Goal |
Find out how many lines of the material contain the string "ROAD" and give only that figure.

-- BEGIN --

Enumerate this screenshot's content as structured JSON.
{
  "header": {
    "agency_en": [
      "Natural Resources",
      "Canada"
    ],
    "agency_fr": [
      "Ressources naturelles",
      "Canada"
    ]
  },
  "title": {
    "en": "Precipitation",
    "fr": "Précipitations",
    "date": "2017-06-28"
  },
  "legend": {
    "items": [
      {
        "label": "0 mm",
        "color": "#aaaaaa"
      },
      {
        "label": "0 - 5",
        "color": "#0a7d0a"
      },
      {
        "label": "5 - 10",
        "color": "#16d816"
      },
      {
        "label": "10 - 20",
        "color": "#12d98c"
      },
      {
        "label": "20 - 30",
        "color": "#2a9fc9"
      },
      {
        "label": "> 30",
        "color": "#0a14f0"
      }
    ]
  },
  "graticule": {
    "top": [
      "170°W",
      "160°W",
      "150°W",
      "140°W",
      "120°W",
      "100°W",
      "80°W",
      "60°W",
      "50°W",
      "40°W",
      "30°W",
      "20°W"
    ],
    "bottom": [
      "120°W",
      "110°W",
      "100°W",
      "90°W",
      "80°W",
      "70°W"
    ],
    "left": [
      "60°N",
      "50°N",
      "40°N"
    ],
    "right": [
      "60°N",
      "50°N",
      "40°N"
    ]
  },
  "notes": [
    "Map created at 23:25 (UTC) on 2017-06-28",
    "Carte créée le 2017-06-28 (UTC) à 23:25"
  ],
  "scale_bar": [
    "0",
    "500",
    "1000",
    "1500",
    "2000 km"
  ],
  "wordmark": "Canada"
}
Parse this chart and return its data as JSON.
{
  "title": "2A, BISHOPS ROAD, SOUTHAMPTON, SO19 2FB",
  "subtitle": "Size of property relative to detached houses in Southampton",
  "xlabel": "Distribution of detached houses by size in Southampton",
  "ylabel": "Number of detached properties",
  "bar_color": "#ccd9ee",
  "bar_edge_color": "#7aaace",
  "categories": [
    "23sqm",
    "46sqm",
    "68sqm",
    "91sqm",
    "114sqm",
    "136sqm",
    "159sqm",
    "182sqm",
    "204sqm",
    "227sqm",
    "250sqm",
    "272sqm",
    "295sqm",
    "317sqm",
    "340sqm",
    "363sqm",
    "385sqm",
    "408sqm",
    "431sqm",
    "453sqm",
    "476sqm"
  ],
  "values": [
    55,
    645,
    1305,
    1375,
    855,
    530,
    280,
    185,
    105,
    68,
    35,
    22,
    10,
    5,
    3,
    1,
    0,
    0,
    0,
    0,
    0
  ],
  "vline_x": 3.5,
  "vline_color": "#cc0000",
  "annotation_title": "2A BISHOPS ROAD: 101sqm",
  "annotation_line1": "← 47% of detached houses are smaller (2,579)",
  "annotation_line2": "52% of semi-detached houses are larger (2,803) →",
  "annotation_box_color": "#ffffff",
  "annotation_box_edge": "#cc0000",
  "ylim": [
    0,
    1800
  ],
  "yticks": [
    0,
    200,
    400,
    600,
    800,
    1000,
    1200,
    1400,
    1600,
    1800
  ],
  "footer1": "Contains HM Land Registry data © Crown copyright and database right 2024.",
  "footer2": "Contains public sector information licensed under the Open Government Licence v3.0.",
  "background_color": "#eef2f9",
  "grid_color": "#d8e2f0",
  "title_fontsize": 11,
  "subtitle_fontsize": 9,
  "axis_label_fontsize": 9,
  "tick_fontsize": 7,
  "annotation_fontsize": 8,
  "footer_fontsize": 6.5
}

-- END --

Completed task |
2